Celle-ci a décidé de répliquer complètement — à l’identique — les systèmes rétro qu’ils ont choisi de proposer, en fournissant une réplique qui se veut exacte, au cycle d’instruction près, afin d’assurer une compatibilité avec la totalité du catalogue d’origine. Puisqu’il s’agit de créer une nouvelle Super Nintendo ou Mega Drive, on peut alors brancher ses cartouches d’origine dans ces nouvelles machines… et celles-ci fonctionnent alors parfaitement. La cartouche pense qu’il s’agit en effet d’une Super Nintendo ou Mega Drive d’origine par exemple.
Mais ces consoles néo-rétro, en plus d’offrir une émulation extrêmement fidèle sans soucis d’artefacts graphiques ou de son déformé ou distordu (typiques d’une émulation logicielle pas forcément toujours aboutie), rajoutent aussi des fonctionnalités modernes. Ainsi, elles peuvent également augmenter la définition de l’image en 1080p en interne tout en gardant une image fidèle à l’original. Pourvues d’un port HDMI pour se brancher sur un téléviseur récent, ces consoles (comme la Mega SG ou la Super NT, un autre modèle d’Analogue, une réplique de la Super Nintendo) offrent le meilleur des deux mondes : fidélité à l’original et confort moderne.

**CONSIGNES DE L'EXERCICE:**
**A)** Expliquez en une à trois phrases pourquoi, selon le texte sur les consoles néo-rétro, les cartouches d'origine marchent parfaitement dans ces nouvelles machines.
**B)** Relevez tous les noms de consoles cités dans le texte sur les consoles néo-rétro.

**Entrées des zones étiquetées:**
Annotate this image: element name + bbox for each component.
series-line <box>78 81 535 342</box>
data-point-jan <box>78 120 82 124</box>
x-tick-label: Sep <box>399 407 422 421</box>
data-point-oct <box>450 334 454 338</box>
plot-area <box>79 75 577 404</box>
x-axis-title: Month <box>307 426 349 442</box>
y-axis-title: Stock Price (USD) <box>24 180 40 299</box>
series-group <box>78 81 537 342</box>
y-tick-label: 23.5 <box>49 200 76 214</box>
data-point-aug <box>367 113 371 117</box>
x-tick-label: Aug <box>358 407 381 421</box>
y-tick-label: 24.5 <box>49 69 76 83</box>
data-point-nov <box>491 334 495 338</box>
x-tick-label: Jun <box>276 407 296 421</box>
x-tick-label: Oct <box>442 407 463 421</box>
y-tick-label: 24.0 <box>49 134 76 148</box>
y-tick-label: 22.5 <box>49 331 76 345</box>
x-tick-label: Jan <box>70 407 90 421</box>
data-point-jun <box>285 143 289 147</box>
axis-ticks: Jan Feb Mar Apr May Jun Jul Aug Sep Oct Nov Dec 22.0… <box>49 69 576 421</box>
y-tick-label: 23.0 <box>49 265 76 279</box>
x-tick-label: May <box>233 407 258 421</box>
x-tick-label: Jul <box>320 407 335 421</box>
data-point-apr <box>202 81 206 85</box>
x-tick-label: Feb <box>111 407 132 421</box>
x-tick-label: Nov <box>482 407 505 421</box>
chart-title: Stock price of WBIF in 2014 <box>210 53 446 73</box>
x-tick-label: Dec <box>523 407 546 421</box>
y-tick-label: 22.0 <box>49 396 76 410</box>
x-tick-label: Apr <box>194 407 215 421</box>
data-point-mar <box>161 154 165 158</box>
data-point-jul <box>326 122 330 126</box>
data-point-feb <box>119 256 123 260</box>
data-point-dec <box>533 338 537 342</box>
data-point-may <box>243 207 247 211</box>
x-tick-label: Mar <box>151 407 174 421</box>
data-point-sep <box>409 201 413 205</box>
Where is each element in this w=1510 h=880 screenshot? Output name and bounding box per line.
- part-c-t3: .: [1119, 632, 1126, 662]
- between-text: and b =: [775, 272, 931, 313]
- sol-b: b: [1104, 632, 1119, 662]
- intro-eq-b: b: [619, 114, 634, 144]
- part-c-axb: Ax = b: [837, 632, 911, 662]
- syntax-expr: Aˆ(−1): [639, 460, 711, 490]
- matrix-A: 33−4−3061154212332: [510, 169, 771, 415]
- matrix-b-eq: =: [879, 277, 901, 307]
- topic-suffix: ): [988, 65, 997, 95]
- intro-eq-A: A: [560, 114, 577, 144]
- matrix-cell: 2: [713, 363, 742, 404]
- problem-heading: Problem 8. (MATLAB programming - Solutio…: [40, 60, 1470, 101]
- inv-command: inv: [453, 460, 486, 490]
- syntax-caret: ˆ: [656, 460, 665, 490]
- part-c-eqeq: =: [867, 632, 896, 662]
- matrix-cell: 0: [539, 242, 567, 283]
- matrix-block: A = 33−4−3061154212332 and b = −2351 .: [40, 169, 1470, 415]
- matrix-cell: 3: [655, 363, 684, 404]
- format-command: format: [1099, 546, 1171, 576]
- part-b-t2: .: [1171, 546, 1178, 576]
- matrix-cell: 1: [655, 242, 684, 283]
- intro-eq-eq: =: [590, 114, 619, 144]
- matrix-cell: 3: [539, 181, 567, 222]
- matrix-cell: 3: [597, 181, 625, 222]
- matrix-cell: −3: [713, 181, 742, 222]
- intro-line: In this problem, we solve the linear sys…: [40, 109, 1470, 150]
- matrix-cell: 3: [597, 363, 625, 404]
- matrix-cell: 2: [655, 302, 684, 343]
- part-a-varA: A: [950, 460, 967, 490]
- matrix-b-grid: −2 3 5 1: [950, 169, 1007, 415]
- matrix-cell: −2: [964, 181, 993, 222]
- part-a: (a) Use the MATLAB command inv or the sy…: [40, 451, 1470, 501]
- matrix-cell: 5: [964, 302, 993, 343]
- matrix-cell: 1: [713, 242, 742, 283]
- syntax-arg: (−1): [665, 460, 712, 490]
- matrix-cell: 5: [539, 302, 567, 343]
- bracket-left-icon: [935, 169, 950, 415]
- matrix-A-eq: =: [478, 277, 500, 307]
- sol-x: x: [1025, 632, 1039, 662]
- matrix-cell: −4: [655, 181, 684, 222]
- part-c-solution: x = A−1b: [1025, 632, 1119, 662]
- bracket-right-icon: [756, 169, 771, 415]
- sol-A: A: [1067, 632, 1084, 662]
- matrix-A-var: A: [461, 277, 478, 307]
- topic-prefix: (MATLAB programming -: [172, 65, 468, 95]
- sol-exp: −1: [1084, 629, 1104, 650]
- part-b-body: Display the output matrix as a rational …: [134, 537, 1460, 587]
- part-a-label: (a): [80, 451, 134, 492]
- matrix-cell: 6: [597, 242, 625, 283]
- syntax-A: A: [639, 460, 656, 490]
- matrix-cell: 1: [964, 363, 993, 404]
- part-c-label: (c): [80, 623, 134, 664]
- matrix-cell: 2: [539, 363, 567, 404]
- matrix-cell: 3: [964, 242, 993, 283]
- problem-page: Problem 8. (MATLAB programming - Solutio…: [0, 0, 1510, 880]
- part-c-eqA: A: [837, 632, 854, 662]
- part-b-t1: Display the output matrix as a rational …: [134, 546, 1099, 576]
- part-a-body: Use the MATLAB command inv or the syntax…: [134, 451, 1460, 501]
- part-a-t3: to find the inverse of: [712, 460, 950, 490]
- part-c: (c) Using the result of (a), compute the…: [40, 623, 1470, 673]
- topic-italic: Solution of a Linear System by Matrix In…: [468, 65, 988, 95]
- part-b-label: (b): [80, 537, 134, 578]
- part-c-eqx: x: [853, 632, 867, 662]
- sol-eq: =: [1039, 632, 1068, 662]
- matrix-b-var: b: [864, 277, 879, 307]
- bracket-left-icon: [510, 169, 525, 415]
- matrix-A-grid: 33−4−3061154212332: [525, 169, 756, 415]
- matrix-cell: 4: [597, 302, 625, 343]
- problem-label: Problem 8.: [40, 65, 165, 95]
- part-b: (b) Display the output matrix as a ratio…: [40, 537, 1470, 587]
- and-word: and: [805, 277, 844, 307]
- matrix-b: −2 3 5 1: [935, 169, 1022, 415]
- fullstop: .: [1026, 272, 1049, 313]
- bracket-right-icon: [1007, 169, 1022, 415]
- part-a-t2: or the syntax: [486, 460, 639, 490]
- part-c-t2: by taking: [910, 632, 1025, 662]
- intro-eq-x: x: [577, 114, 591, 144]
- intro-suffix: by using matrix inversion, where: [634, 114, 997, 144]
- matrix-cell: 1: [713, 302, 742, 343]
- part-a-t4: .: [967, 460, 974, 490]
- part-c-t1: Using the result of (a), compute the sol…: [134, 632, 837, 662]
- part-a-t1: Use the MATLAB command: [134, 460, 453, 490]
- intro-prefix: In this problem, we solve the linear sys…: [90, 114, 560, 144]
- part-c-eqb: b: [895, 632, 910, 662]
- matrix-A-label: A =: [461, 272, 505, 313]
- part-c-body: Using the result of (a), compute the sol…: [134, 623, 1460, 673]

**SOLUTIONS PAR CONSIGNE:**
**A)** Ces consoles reproduisent à l'identique la Super Nintendo ou la Mega Drive, jusqu'au cycle d'instruction près. Il s'agit donc en fait d'une nouvelle Super Nintendo ou Mega Drive, et la cartouche croit être branchée sur une console d'origine.

**B)** Super Nintendo, Mega Drive, Mega SG, Super NT